* [Exercise brief] Reproduce all the lines below exactly and omit the images.

***** Stored data

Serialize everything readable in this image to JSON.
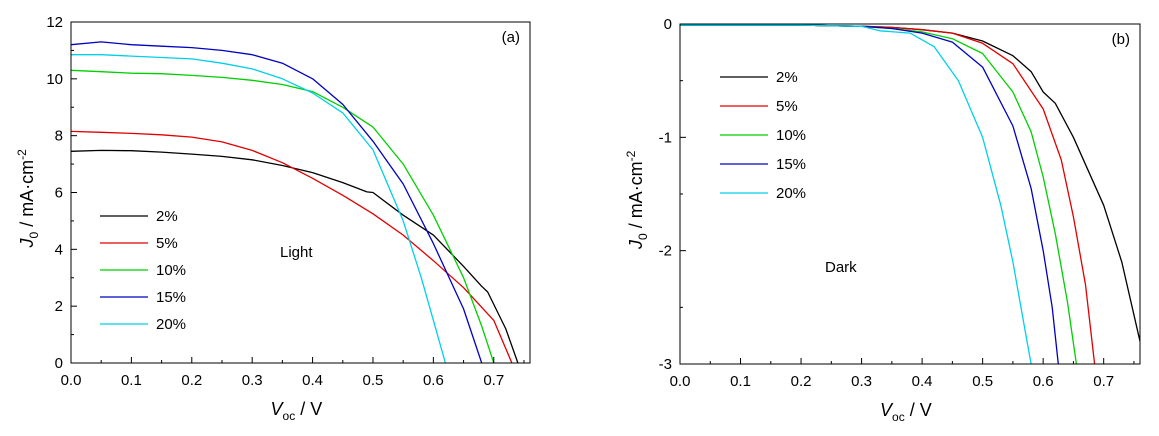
{
  "chart_data": [
    {
      "type": "line",
      "panel_label": "(a)",
      "annotation": "Light",
      "xlabel_main": "V",
      "xlabel_sub": "oc",
      "xlabel_unit": " / V",
      "ylabel_main": "J",
      "ylabel_sub": "0",
      "ylabel_unit": " / mA·cm",
      "ylabel_sup": "-2",
      "xlim": [
        0.0,
        0.76
      ],
      "ylim": [
        0,
        12
      ],
      "xticks": [
        "0.0",
        "0.1",
        "0.2",
        "0.3",
        "0.4",
        "0.5",
        "0.6",
        "0.7"
      ],
      "yticks": [
        "0",
        "2",
        "4",
        "6",
        "8",
        "10",
        "12"
      ],
      "legend_position": "center-left",
      "series": [
        {
          "name": "2%",
          "color": "#000000",
          "x": [
            0,
            0.05,
            0.1,
            0.15,
            0.2,
            0.25,
            0.3,
            0.35,
            0.4,
            0.45,
            0.49,
            0.5,
            0.55,
            0.6,
            0.65,
            0.68,
            0.69,
            0.72,
            0.74
          ],
          "y": [
            7.45,
            7.48,
            7.47,
            7.42,
            7.35,
            7.27,
            7.15,
            6.95,
            6.7,
            6.35,
            6.02,
            6.0,
            5.2,
            4.5,
            3.4,
            2.7,
            2.5,
            1.2,
            0
          ]
        },
        {
          "name": "5%",
          "color": "#e00000",
          "x": [
            0,
            0.05,
            0.1,
            0.15,
            0.2,
            0.25,
            0.3,
            0.35,
            0.4,
            0.45,
            0.5,
            0.55,
            0.6,
            0.65,
            0.7,
            0.73
          ],
          "y": [
            8.15,
            8.12,
            8.08,
            8.03,
            7.95,
            7.78,
            7.48,
            7.05,
            6.5,
            5.9,
            5.25,
            4.5,
            3.6,
            2.65,
            1.5,
            0
          ]
        },
        {
          "name": "10%",
          "color": "#00d000",
          "x": [
            0,
            0.05,
            0.1,
            0.15,
            0.2,
            0.25,
            0.3,
            0.35,
            0.4,
            0.45,
            0.5,
            0.55,
            0.6,
            0.65,
            0.68,
            0.7
          ],
          "y": [
            10.3,
            10.25,
            10.2,
            10.18,
            10.12,
            10.05,
            9.95,
            9.8,
            9.55,
            9.0,
            8.3,
            7.0,
            5.2,
            3.0,
            1.3,
            0
          ]
        },
        {
          "name": "15%",
          "color": "#0000c0",
          "x": [
            0,
            0.05,
            0.1,
            0.15,
            0.2,
            0.25,
            0.3,
            0.35,
            0.4,
            0.45,
            0.5,
            0.55,
            0.6,
            0.65,
            0.68
          ],
          "y": [
            11.2,
            11.3,
            11.2,
            11.15,
            11.1,
            11.0,
            10.85,
            10.55,
            10.0,
            9.1,
            7.8,
            6.3,
            4.2,
            1.9,
            0
          ]
        },
        {
          "name": "20%",
          "color": "#00d0e8",
          "x": [
            0,
            0.05,
            0.1,
            0.15,
            0.2,
            0.25,
            0.3,
            0.35,
            0.4,
            0.45,
            0.5,
            0.55,
            0.58,
            0.6,
            0.62
          ],
          "y": [
            10.85,
            10.85,
            10.8,
            10.75,
            10.7,
            10.55,
            10.35,
            10.0,
            9.5,
            8.8,
            7.5,
            5.0,
            3.0,
            1.5,
            0
          ]
        }
      ]
    },
    {
      "type": "line",
      "panel_label": "(b)",
      "annotation": "Dark",
      "xlabel_main": "V",
      "xlabel_sub": "oc",
      "xlabel_unit": " / V",
      "ylabel_main": "J",
      "ylabel_sub": "0",
      "ylabel_unit": " / mA·cm",
      "ylabel_sup": "-2",
      "xlim": [
        0.0,
        0.76
      ],
      "ylim": [
        -3,
        0
      ],
      "xticks": [
        "0.0",
        "0.1",
        "0.2",
        "0.3",
        "0.4",
        "0.5",
        "0.6",
        "0.7"
      ],
      "yticks": [
        "-3",
        "-2",
        "-1",
        "0"
      ],
      "legend_position": "top-left",
      "series": [
        {
          "name": "2%",
          "color": "#000000",
          "x": [
            0,
            0.1,
            0.2,
            0.3,
            0.35,
            0.4,
            0.45,
            0.5,
            0.55,
            0.58,
            0.6,
            0.62,
            0.65,
            0.7,
            0.73,
            0.76
          ],
          "y": [
            -0.01,
            -0.01,
            -0.01,
            -0.02,
            -0.03,
            -0.05,
            -0.08,
            -0.15,
            -0.28,
            -0.42,
            -0.6,
            -0.7,
            -1.0,
            -1.6,
            -2.1,
            -2.8
          ]
        },
        {
          "name": "5%",
          "color": "#e00000",
          "x": [
            0,
            0.1,
            0.2,
            0.3,
            0.35,
            0.4,
            0.45,
            0.5,
            0.55,
            0.6,
            0.63,
            0.65,
            0.67,
            0.685
          ],
          "y": [
            -0.01,
            -0.01,
            -0.01,
            -0.02,
            -0.03,
            -0.05,
            -0.08,
            -0.17,
            -0.35,
            -0.75,
            -1.2,
            -1.7,
            -2.3,
            -3.0
          ]
        },
        {
          "name": "10%",
          "color": "#00d000",
          "x": [
            0,
            0.1,
            0.2,
            0.3,
            0.35,
            0.4,
            0.45,
            0.5,
            0.55,
            0.58,
            0.6,
            0.62,
            0.64,
            0.655
          ],
          "y": [
            -0.01,
            -0.01,
            -0.01,
            -0.02,
            -0.04,
            -0.07,
            -0.13,
            -0.26,
            -0.6,
            -0.95,
            -1.35,
            -1.85,
            -2.45,
            -3.0
          ]
        },
        {
          "name": "15%",
          "color": "#0000c0",
          "x": [
            0,
            0.1,
            0.2,
            0.3,
            0.35,
            0.4,
            0.45,
            0.5,
            0.55,
            0.58,
            0.6,
            0.615,
            0.625
          ],
          "y": [
            -0.01,
            -0.01,
            -0.01,
            -0.02,
            -0.04,
            -0.08,
            -0.16,
            -0.38,
            -0.9,
            -1.45,
            -2.0,
            -2.5,
            -3.0
          ]
        },
        {
          "name": "20%",
          "color": "#00d0e8",
          "x": [
            0,
            0.1,
            0.2,
            0.3,
            0.33,
            0.38,
            0.42,
            0.46,
            0.5,
            0.53,
            0.55,
            0.57,
            0.58
          ],
          "y": [
            -0.01,
            -0.01,
            -0.01,
            -0.02,
            -0.06,
            -0.08,
            -0.2,
            -0.5,
            -1.0,
            -1.6,
            -2.1,
            -2.7,
            -3.0
          ]
        }
      ]
    }
  ]
}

**********

* [Solution]
Serialize everything readable in this image to JSON.
{
  "chart_data": [
    {
      "type": "line",
      "panel_label": "(a)",
      "annotation": "Light",
      "xlabel_main": "V",
      "xlabel_sub": "oc",
      "xlabel_unit": " / V",
      "ylabel_main": "J",
      "ylabel_sub": "0",
      "ylabel_unit": " / mA·cm",
      "ylabel_sup": "-2",
      "xlim": [
        0.0,
        0.76
      ],
      "ylim": [
        0,
        12
      ],
      "xticks": [
        "0.0",
        "0.1",
        "0.2",
        "0.3",
        "0.4",
        "0.5",
        "0.6",
        "0.7"
      ],
      "yticks": [
        "0",
        "2",
        "4",
        "6",
        "8",
        "10",
        "12"
      ],
      "legend_position": "center-left",
      "series": [
        {
          "name": "2%",
          "color": "#000000",
          "x": [
            0,
            0.05,
            0.1,
            0.15,
            0.2,
            0.25,
            0.3,
            0.35,
            0.4,
            0.45,
            0.49,
            0.5,
            0.55,
            0.6,
            0.65,
            0.68,
            0.69,
            0.72,
            0.74
          ],
          "y": [
            7.45,
            7.48,
            7.47,
            7.42,
            7.35,
            7.27,
            7.15,
            6.95,
            6.7,
            6.35,
            6.02,
            6.0,
            5.2,
            4.5,
            3.4,
            2.7,
            2.5,
            1.2,
            0
          ]
        },
        {
          "name": "5%",
          "color": "#e00000",
          "x": [
            0,
            0.05,
            0.1,
            0.15,
            0.2,
            0.25,
            0.3,
            0.35,
            0.4,
            0.45,
            0.5,
            0.55,
            0.6,
            0.65,
            0.7,
            0.73
          ],
          "y": [
            8.15,
            8.12,
            8.08,
            8.03,
            7.95,
            7.78,
            7.48,
            7.05,
            6.5,
            5.9,
            5.25,
            4.5,
            3.6,
            2.65,
            1.5,
            0
          ]
        },
        {
          "name": "10%",
          "color": "#00d000",
          "x": [
            0,
            0.05,
            0.1,
            0.15,
            0.2,
            0.25,
            0.3,
            0.35,
            0.4,
            0.45,
            0.5,
            0.55,
            0.6,
            0.65,
            0.68,
            0.7
          ],
          "y": [
            10.3,
            10.25,
            10.2,
            10.18,
            10.12,
            10.05,
            9.95,
            9.8,
            9.55,
            9.0,
            8.3,
            7.0,
            5.2,
            3.0,
            1.3,
            0
          ]
        },
        {
          "name": "15%",
          "color": "#0000c0",
          "x": [
            0,
            0.05,
            0.1,
            0.15,
            0.2,
            0.25,
            0.3,
            0.35,
            0.4,
            0.45,
            0.5,
            0.55,
            0.6,
            0.65,
            0.68
          ],
          "y": [
            11.2,
            11.3,
            11.2,
            11.15,
            11.1,
            11.0,
            10.85,
            10.55,
            10.0,
            9.1,
            7.8,
            6.3,
            4.2,
            1.9,
            0
          ]
        },
        {
          "name": "20%",
          "color": "#00d0e8",
          "x": [
            0,
            0.05,
            0.1,
            0.15,
            0.2,
            0.25,
            0.3,
            0.35,
            0.4,
            0.45,
            0.5,
            0.55,
            0.58,
            0.6,
            0.62
          ],
          "y": [
            10.85,
            10.85,
            10.8,
            10.75,
            10.7,
            10.55,
            10.35,
            10.0,
            9.5,
            8.8,
            7.5,
            5.0,
            3.0,
            1.5,
            0
          ]
        }
      ]
    },
    {
      "type": "line",
      "panel_label": "(b)",
      "annotation": "Dark",
      "xlabel_main": "V",
      "xlabel_sub": "oc",
      "xlabel_unit": " / V",
      "ylabel_main": "J",
      "ylabel_sub": "0",
      "ylabel_unit": " / mA·cm",
      "ylabel_sup": "-2",
      "xlim": [
        0.0,
        0.76
      ],
      "ylim": [
        -3,
        0
      ],
      "xticks": [
        "0.0",
        "0.1",
        "0.2",
        "0.3",
        "0.4",
        "0.5",
        "0.6",
        "0.7"
      ],
      "yticks": [
        "-3",
        "-2",
        "-1",
        "0"
      ],
      "legend_position": "top-left",
      "series": [
        {
          "name": "2%",
          "color": "#000000",
          "x": [
            0,
            0.1,
            0.2,
            0.3,
            0.35,
            0.4,
            0.45,
            0.5,
            0.55,
            0.58,
            0.6,
            0.62,
            0.65,
            0.7,
            0.73,
            0.76
          ],
          "y": [
            -0.01,
            -0.01,
            -0.01,
            -0.02,
            -0.03,
            -0.05,
            -0.08,
            -0.15,
            -0.28,
            -0.42,
            -0.6,
            -0.7,
            -1.0,
            -1.6,
            -2.1,
            -2.8
          ]
        },
        {
          "name": "5%",
          "color": "#e00000",
          "x": [
            0,
            0.1,
            0.2,
            0.3,
            0.35,
            0.4,
            0.45,
            0.5,
            0.55,
            0.6,
            0.63,
            0.65,
            0.67,
            0.685
          ],
          "y": [
            -0.01,
            -0.01,
            -0.01,
            -0.02,
            -0.03,
            -0.05,
            -0.08,
            -0.17,
            -0.35,
            -0.75,
            -1.2,
            -1.7,
            -2.3,
            -3.0
          ]
        },
        {
          "name": "10%",
          "color": "#00d000",
          "x": [
            0,
            0.1,
            0.2,
            0.3,
            0.35,
            0.4,
            0.45,
            0.5,
            0.55,
            0.58,
            0.6,
            0.62,
            0.64,
            0.655
          ],
          "y": [
            -0.01,
            -0.01,
            -0.01,
            -0.02,
            -0.04,
            -0.07,
            -0.13,
            -0.26,
            -0.6,
            -0.95,
            -1.35,
            -1.85,
            -2.45,
            -3.0
          ]
        },
        {
          "name": "15%",
          "color": "#0000c0",
          "x": [
            0,
            0.1,
            0.2,
            0.3,
            0.35,
            0.4,
            0.45,
            0.5,
            0.55,
            0.58,
            0.6,
            0.615,
            0.625
          ],
          "y": [
            -0.01,
            -0.01,
            -0.01,
            -0.02,
            -0.04,
            -0.08,
            -0.16,
            -0.38,
            -0.9,
            -1.45,
            -2.0,
            -2.5,
            -3.0
          ]
        },
        {
          "name": "20%",
          "color": "#00d0e8",
          "x": [
            0,
            0.1,
            0.2,
            0.3,
            0.33,
            0.38,
            0.42,
            0.46,
            0.5,
            0.53,
            0.55,
            0.57,
            0.58
          ],
          "y": [
            -0.01,
            -0.01,
            -0.01,
            -0.02,
            -0.06,
            -0.08,
            -0.2,
            -0.5,
            -1.0,
            -1.6,
            -2.1,
            -2.7,
            -3.0
          ]
        }
      ]
    }
  ]
}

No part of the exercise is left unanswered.